§ REQUIREMENT
The answer must be an exact copy of the records, with every picture left out.

*** Begin section ***

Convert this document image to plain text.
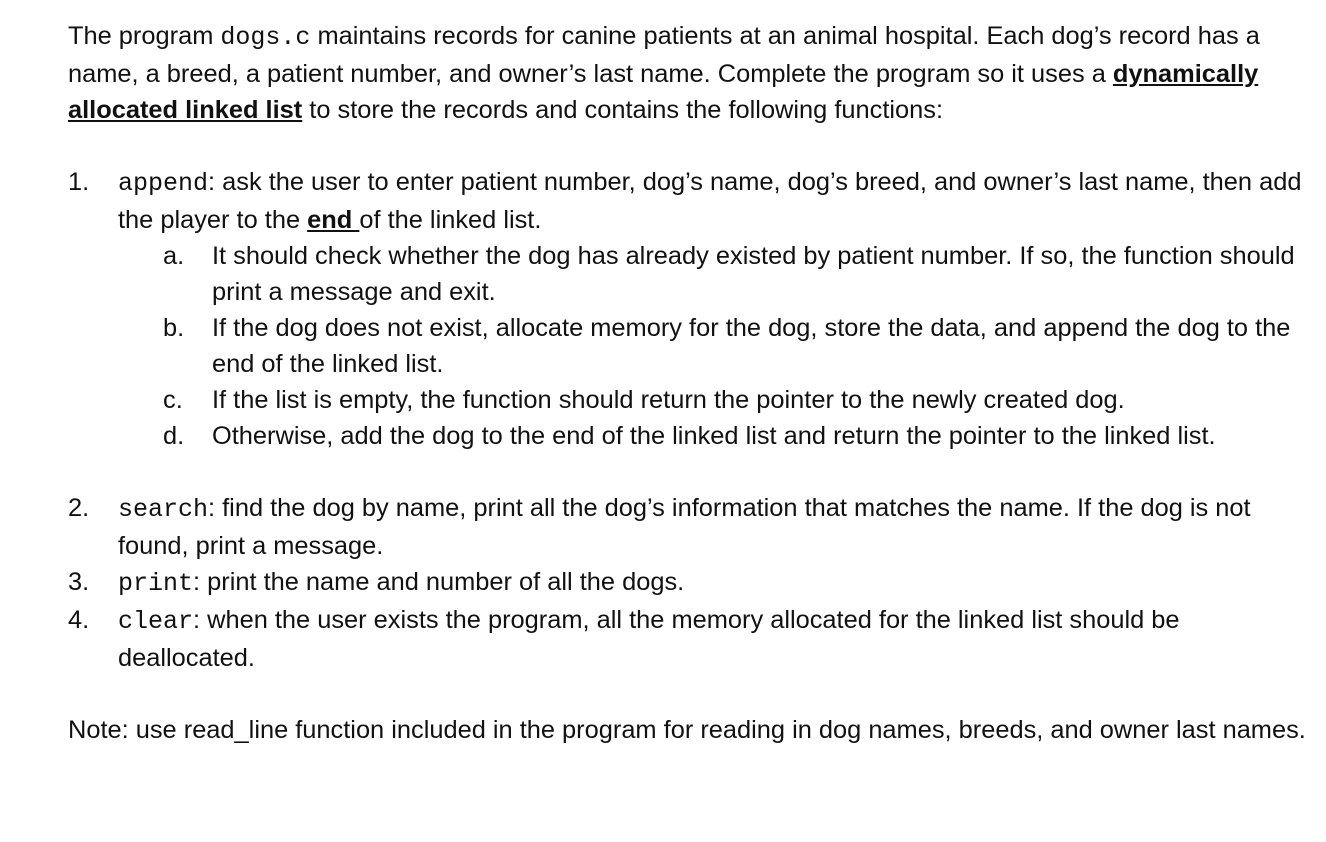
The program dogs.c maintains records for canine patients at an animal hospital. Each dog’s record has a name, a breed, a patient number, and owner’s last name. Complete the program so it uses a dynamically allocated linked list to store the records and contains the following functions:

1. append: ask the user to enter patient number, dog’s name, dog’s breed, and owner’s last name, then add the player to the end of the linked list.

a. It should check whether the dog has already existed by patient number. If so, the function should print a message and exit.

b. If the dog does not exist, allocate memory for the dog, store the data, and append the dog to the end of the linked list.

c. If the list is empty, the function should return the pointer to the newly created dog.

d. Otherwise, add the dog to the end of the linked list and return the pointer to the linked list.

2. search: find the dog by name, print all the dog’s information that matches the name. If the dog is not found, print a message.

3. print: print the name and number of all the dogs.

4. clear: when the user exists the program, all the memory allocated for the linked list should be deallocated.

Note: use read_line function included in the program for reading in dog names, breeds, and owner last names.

*** End section ***

§ YOUR RESPONSE
Convert this document image to plain text.
The program dogs.c maintains records for canine patients at an animal hospital. Each dog’s record has a name, a breed, a patient number, and owner’s last name. Complete the program so it uses a dynamically allocated linked list to store the records and contains the following functions:

1. append: ask the user to enter patient number, dog’s name, dog’s breed, and owner’s last name, then add the player to the end of the linked list.

a. It should check whether the dog has already existed by patient number. If so, the function should print a message and exit.

b. If the dog does not exist, allocate memory for the dog, store the data, and append the dog to the end of the linked list.

c. If the list is empty, the function should return the pointer to the newly created dog.

d. Otherwise, add the dog to the end of the linked list and return the pointer to the linked list.

2. search: find the dog by name, print all the dog’s information that matches the name. If the dog is not found, print a message.

3. print: print the name and number of all the dogs.

4. clear: when the user exists the program, all the memory allocated for the linked list should be deallocated.

Note: use read_line function included in the program for reading in dog names, breeds, and owner last names.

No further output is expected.